━━━━━ Exercise data
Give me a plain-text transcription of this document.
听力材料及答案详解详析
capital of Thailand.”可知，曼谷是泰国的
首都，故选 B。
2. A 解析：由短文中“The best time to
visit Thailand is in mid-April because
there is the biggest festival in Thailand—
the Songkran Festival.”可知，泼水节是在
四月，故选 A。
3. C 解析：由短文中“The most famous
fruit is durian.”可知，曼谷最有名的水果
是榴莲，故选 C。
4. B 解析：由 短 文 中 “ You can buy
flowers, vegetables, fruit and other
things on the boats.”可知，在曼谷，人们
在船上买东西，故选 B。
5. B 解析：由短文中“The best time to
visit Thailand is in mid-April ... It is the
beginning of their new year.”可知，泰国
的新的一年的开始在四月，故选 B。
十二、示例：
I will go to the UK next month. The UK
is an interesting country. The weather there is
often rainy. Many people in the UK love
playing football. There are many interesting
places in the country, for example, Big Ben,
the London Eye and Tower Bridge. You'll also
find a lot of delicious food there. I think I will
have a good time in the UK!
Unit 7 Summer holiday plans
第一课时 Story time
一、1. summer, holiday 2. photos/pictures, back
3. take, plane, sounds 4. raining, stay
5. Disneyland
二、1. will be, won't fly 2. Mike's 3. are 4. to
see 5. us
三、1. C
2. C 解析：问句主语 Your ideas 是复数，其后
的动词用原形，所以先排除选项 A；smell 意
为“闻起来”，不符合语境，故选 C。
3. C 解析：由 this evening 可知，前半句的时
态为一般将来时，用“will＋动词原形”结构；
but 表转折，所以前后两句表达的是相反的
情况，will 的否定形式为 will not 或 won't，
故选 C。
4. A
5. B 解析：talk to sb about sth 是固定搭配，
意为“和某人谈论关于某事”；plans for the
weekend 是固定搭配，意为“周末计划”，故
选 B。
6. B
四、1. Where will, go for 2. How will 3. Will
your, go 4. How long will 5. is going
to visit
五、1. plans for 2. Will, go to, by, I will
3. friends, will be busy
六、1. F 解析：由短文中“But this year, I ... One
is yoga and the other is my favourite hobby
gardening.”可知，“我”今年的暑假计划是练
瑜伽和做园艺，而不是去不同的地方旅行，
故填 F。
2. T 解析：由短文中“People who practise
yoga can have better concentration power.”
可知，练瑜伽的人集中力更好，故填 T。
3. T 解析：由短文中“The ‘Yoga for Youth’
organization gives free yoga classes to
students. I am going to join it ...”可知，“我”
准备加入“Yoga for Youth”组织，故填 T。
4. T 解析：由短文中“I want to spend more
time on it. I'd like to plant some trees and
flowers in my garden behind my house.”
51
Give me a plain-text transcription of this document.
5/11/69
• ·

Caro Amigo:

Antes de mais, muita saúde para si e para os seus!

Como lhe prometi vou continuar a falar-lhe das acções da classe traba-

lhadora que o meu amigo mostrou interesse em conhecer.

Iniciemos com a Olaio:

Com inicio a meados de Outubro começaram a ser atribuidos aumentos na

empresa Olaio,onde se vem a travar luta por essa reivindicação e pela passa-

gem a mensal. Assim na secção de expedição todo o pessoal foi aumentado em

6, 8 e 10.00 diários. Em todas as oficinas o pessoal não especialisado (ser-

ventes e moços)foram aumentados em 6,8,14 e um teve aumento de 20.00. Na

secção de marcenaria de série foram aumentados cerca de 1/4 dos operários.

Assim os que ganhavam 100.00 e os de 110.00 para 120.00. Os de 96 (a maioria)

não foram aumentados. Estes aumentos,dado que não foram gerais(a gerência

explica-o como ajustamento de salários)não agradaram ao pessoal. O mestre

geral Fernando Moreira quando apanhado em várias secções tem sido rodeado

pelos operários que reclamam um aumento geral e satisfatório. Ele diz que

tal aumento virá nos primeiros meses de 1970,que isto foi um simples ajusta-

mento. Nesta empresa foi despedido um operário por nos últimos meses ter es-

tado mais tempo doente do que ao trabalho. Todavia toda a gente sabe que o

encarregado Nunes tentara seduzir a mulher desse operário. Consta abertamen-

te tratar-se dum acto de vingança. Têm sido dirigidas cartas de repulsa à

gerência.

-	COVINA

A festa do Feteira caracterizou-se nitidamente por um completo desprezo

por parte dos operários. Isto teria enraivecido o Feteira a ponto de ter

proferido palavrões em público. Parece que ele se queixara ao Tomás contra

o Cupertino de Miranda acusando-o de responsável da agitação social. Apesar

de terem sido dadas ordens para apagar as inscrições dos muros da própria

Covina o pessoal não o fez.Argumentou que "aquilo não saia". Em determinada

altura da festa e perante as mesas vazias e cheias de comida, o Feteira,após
━━━━━━━━━━
Exercise description: All lines above with "由短文中" in them should be returned.

Worked solution:
2. A 解析：由短文中“The best time to
3. C 解析：由短文中“The most famous
5. B 解析：由短文中“The best time to
六、1. F 解析：由短文中“But this year, I ... One
2. T 解析：由短文中“People who practise
3. T 解析：由短文中“The ‘Yoga for Youth’
4. T 解析：由短文中“I want to spend more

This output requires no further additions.